__Exercise description__: Recast the data as a JSON list of strings, one string per line, starting at the line that contains "Patent image size: (816, 768)." and ending at the line that contains "The arm 26 is at (412, 125).", with both of those lines included and blank lines omitted.

__Dataset records__:
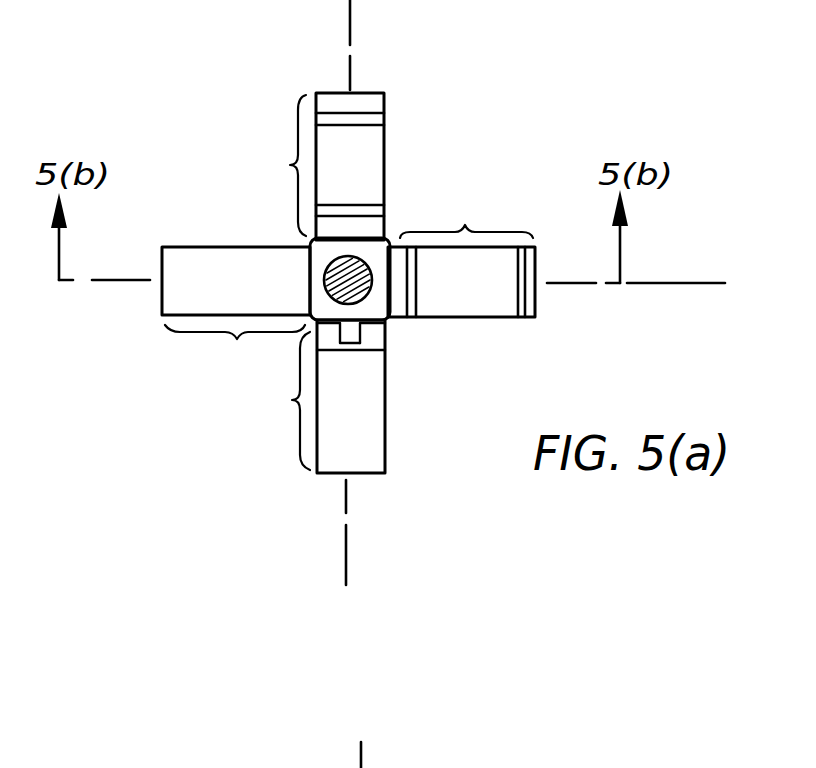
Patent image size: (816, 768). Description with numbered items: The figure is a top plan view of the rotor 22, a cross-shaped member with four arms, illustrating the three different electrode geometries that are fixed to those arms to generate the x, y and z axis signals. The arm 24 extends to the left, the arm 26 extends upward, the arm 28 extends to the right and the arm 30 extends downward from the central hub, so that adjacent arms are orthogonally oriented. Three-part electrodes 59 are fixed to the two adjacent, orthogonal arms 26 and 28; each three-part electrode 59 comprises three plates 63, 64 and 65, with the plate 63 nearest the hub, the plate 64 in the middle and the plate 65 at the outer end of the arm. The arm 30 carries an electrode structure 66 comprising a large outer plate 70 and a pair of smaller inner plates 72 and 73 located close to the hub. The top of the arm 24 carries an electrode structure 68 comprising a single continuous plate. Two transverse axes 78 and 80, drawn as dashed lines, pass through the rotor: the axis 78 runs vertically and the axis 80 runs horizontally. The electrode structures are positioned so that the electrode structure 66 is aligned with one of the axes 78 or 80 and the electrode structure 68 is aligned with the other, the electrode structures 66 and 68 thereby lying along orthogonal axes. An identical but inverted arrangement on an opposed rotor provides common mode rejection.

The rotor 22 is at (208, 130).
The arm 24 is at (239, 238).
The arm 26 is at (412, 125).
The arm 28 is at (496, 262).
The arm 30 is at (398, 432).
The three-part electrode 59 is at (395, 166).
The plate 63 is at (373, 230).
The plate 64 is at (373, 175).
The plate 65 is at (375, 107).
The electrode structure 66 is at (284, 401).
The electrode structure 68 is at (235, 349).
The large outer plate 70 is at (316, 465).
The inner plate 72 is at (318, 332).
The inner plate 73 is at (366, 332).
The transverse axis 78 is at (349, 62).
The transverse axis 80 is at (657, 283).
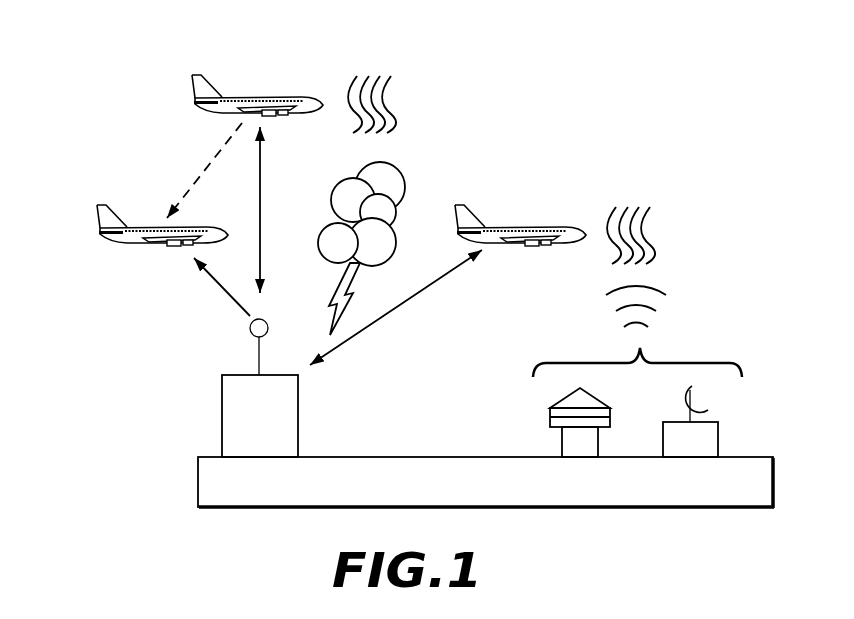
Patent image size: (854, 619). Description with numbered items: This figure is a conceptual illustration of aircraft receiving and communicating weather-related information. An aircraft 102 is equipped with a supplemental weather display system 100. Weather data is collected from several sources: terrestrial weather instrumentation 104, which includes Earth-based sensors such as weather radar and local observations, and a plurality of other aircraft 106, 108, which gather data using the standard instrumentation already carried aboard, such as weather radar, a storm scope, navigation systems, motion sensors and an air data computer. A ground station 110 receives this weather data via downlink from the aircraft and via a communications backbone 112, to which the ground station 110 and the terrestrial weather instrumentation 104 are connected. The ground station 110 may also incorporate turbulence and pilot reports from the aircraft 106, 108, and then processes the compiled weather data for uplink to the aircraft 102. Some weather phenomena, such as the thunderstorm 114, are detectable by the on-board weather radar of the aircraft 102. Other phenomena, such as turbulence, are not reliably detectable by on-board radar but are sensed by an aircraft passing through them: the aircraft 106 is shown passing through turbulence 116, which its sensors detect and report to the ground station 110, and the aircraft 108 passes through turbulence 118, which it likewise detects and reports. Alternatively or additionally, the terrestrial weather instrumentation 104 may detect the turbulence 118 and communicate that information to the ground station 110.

---

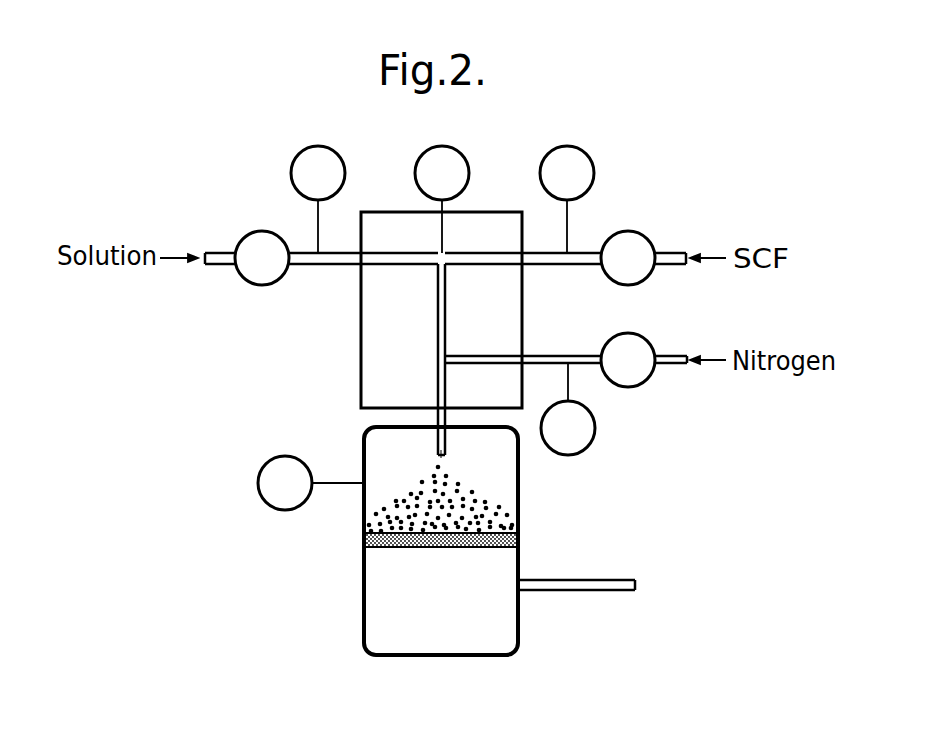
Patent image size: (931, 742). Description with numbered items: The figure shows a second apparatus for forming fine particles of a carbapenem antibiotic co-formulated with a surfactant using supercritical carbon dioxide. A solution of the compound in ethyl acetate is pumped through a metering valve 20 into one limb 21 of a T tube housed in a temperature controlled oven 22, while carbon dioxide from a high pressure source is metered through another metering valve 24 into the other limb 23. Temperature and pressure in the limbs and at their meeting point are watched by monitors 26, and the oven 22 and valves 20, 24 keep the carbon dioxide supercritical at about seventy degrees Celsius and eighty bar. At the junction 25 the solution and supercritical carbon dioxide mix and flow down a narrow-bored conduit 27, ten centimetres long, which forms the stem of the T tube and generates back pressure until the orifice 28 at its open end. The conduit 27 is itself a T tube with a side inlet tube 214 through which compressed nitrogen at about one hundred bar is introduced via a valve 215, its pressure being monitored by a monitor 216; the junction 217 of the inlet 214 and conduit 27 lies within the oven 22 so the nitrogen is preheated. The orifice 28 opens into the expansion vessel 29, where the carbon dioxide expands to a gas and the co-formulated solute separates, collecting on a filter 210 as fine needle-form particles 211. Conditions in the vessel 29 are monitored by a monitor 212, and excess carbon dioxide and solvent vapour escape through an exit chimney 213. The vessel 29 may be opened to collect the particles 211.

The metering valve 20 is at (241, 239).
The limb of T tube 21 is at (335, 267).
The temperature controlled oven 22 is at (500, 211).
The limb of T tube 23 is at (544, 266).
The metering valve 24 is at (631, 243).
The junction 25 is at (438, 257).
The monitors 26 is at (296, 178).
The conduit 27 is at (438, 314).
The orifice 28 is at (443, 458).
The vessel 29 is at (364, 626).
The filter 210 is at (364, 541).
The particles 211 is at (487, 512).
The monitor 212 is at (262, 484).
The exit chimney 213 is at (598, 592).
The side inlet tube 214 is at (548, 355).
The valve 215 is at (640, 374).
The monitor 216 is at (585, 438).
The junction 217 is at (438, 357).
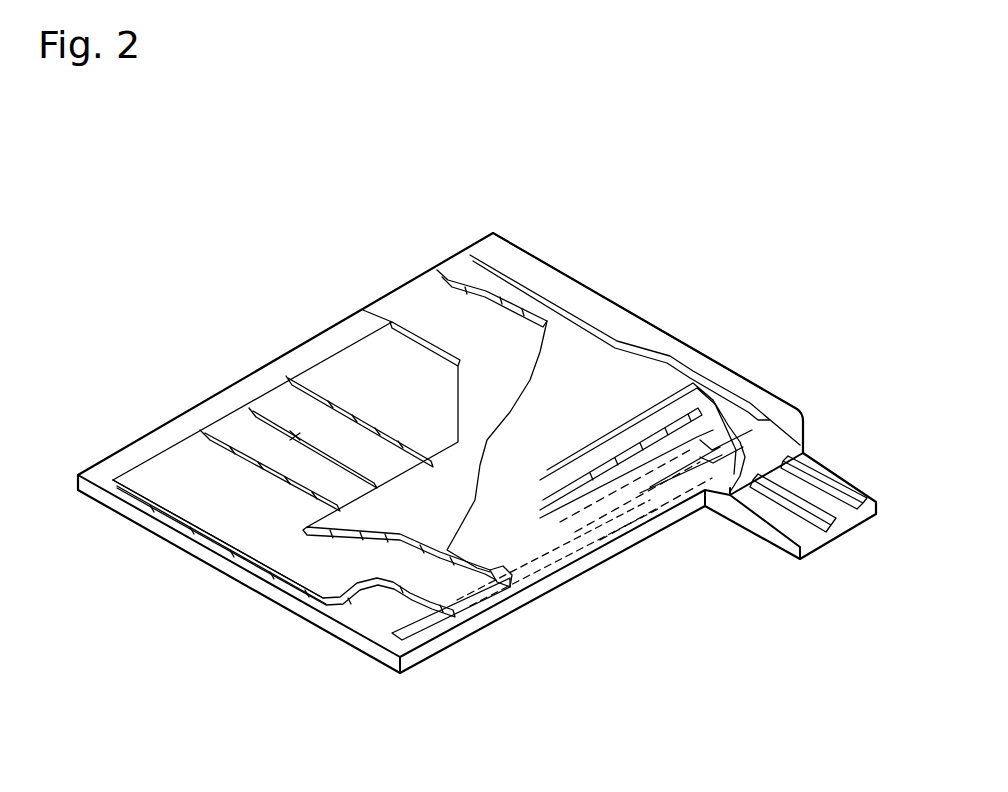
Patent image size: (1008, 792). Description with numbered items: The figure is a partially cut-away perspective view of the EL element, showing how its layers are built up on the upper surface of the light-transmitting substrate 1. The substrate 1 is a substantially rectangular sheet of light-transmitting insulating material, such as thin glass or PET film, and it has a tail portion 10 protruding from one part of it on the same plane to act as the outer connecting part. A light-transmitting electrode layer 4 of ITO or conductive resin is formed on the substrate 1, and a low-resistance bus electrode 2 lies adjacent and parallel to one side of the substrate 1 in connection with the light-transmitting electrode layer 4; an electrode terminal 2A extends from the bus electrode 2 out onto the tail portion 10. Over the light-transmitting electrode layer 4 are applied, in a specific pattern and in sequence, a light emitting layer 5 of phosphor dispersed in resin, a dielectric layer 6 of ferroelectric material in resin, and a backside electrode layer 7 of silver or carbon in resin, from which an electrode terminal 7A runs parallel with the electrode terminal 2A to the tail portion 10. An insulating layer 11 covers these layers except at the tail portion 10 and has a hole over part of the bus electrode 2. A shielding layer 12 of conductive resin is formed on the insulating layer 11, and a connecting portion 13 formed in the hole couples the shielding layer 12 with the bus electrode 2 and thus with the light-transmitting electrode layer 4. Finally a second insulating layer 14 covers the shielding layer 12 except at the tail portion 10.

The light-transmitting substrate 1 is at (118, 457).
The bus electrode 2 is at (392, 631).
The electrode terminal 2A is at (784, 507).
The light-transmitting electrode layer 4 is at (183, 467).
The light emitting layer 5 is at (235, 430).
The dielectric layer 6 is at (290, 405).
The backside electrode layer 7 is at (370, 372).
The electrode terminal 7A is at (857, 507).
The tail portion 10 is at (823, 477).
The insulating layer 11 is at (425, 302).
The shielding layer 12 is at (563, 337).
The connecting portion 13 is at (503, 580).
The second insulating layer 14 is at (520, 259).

__Solution__:
[
  "Patent image size: (816, 768). Description with numbered items: The figure is a top plan view of the rotor 22, a cross-shaped member with four arms, illustrating the three different electrode geometries that are fixed to those arms to generate the x, y and z axis signals. The arm 24 extends to the left, the arm 26 extends upward, the arm 28 extends to the right and the arm 30 extends downward from the central hub, so that adjacent arms are orthogonally oriented. Three-part electrodes 59 are fixed to the two adjacent, orthogonal arms 26 and 28; each three-part electrode 59 comprises three plates 63, 64 and 65, with the plate 63 nearest the hub, the plate 64 in the middle and the plate 65 at the outer end of the arm. The arm 30 carries an electrode structure 66 comprising a large outer plate 70 and a pair of smaller inner plates 72 and 73 located close to the hub. The top of the arm 24 carries an electrode structure 68 comprising a single continuous plate. Two transverse axes 78 and 80, drawn as dashed lines, pass through the rotor: the axis 78 runs vertically and the axis 80 runs horizontally. The electrode structures are positioned so that the electrode structure 66 is aligned with one of the axes 78 or 80 and the electrode structure 68 is aligned with the other, the electrode structures 66 and 68 thereby lying along orthogonal axes. An identical but inverted arrangement on an opposed rotor provides common mode rejection.",
  "The rotor 22 is at (208, 130).",
  "The arm 24 is at (239, 238).",
  "The arm 26 is at (412, 125)."
]